Stored items from a collection.
— START —
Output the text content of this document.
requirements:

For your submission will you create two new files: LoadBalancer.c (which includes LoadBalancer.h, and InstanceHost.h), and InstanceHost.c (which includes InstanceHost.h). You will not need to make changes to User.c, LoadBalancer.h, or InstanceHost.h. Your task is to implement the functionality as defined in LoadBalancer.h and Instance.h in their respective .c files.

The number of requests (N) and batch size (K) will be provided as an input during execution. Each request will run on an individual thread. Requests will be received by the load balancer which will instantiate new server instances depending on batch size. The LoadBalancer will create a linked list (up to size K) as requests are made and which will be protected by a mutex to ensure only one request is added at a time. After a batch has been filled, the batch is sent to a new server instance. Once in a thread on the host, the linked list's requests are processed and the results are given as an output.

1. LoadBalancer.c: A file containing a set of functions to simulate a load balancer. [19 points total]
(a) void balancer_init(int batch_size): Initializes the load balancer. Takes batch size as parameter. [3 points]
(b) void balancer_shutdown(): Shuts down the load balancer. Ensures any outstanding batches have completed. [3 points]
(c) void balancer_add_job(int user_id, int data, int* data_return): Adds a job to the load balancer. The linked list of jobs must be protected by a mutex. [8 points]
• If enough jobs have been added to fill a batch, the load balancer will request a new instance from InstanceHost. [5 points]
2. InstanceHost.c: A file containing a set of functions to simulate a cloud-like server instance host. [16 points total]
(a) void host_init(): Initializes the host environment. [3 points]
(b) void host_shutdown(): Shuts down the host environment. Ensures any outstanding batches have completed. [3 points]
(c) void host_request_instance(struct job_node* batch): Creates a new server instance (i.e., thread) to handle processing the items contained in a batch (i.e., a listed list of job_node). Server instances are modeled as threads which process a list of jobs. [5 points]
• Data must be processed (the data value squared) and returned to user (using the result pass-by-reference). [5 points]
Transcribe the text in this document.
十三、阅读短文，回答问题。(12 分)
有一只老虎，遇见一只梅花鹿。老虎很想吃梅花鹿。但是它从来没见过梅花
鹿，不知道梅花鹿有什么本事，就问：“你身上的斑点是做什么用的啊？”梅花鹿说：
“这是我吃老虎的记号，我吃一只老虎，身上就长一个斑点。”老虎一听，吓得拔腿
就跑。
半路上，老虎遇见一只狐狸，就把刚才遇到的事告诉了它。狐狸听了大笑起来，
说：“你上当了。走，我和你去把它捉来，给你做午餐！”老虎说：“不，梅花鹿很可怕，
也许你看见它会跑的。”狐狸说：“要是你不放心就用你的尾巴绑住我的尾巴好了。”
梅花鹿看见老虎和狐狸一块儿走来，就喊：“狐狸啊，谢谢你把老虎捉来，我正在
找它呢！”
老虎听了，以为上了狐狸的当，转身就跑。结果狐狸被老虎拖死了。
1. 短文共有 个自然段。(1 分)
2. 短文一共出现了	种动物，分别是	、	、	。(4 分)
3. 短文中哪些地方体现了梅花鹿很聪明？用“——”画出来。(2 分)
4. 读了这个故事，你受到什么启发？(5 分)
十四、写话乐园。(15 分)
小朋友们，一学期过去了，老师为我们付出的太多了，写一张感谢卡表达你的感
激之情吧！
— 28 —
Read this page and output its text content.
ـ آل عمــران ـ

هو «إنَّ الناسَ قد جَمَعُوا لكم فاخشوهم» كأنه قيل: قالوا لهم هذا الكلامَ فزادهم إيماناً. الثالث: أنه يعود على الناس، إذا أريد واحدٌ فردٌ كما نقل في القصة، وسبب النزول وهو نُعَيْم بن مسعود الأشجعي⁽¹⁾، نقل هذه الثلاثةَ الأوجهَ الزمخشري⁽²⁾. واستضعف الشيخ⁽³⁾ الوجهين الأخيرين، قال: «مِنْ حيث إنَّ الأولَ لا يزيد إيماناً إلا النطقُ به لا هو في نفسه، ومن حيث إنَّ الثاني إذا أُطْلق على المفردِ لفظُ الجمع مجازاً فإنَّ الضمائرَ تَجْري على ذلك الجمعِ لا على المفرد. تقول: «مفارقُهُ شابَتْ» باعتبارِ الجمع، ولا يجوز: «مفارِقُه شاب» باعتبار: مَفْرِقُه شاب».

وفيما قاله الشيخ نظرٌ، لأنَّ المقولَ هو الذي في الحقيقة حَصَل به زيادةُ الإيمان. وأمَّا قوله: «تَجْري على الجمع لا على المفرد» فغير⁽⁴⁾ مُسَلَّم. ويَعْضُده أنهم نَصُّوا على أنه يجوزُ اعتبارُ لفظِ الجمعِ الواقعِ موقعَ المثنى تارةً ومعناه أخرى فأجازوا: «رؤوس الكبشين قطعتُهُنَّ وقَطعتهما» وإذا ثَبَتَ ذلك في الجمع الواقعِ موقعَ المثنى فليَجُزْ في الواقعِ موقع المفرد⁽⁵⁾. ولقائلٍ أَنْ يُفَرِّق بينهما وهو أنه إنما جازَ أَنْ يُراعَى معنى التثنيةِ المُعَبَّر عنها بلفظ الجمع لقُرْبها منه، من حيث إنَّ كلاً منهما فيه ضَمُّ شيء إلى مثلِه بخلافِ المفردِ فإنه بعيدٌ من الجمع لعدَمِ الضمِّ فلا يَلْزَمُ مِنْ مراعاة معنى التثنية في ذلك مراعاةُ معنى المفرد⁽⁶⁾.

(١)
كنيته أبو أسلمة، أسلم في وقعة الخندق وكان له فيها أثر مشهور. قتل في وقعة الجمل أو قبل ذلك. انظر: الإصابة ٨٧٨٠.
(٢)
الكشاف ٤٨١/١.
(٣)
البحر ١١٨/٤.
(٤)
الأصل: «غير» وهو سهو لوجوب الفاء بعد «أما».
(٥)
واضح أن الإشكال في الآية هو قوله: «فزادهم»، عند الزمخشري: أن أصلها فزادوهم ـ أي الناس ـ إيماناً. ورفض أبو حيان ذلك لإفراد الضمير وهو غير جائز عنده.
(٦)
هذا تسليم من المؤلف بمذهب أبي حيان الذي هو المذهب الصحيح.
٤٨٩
— END —
Aim. Starting with the line that contains "Read this page and output its text content.", output every line through the end of the listing above, unchanged.

Exercise result.
Read this page and output its text content.
ـ آل عمــران ـ

هو «إنَّ الناسَ قد جَمَعُوا لكم فاخشوهم» كأنه قيل: قالوا لهم هذا الكلامَ فزادهم إيماناً. الثالث: أنه يعود على الناس، إذا أريد واحدٌ فردٌ كما نقل في القصة، وسبب النزول وهو نُعَيْم بن مسعود الأشجعي⁽¹⁾، نقل هذه الثلاثةَ الأوجهَ الزمخشري⁽²⁾. واستضعف الشيخ⁽³⁾ الوجهين الأخيرين، قال: «مِنْ حيث إنَّ الأولَ لا يزيد إيماناً إلا النطقُ به لا هو في نفسه، ومن حيث إنَّ الثاني إذا أُطْلق على المفردِ لفظُ الجمع مجازاً فإنَّ الضمائرَ تَجْري على ذلك الجمعِ لا على المفرد. تقول: «مفارقُهُ شابَتْ» باعتبارِ الجمع، ولا يجوز: «مفارِقُه شاب» باعتبار: مَفْرِقُه شاب».

وفيما قاله الشيخ نظرٌ، لأنَّ المقولَ هو الذي في الحقيقة حَصَل به زيادةُ الإيمان. وأمَّا قوله: «تَجْري على الجمع لا على المفرد» فغير⁽⁴⁾ مُسَلَّم. ويَعْضُده أنهم نَصُّوا على أنه يجوزُ اعتبارُ لفظِ الجمعِ الواقعِ موقعَ المثنى تارةً ومعناه أخرى فأجازوا: «رؤوس الكبشين قطعتُهُنَّ وقَطعتهما» وإذا ثَبَتَ ذلك في الجمع الواقعِ موقعَ المثنى فليَجُزْ في الواقعِ موقع المفرد⁽⁵⁾. ولقائلٍ أَنْ يُفَرِّق بينهما وهو أنه إنما جازَ أَنْ يُراعَى معنى التثنيةِ المُعَبَّر عنها بلفظ الجمع لقُرْبها منه، من حيث إنَّ كلاً منهما فيه ضَمُّ شيء إلى مثلِه بخلافِ المفردِ فإنه بعيدٌ من الجمع لعدَمِ الضمِّ فلا يَلْزَمُ مِنْ مراعاة معنى التثنية في ذلك مراعاةُ معنى المفرد⁽⁶⁾.

(١)
كنيته أبو أسلمة، أسلم في وقعة الخندق وكان له فيها أثر مشهور. قتل في وقعة الجمل أو قبل ذلك. انظر: الإصابة ٨٧٨٠.
(٢)
الكشاف ٤٨١/١.
(٣)
البحر ١١٨/٤.
(٤)
الأصل: «غير» وهو سهو لوجوب الفاء بعد «أما».
(٥)
واضح أن الإشكال في الآية هو قوله: «فزادهم»، عند الزمخشري: أن أصلها فزادوهم ـ أي الناس ـ إيماناً. ورفض أبو حيان ذلك لإفراد الضمير وهو غير جائز عنده.
(٦)
هذا تسليم من المؤلف بمذهب أبي حيان الذي هو المذهب الصحيح.
٤٨٩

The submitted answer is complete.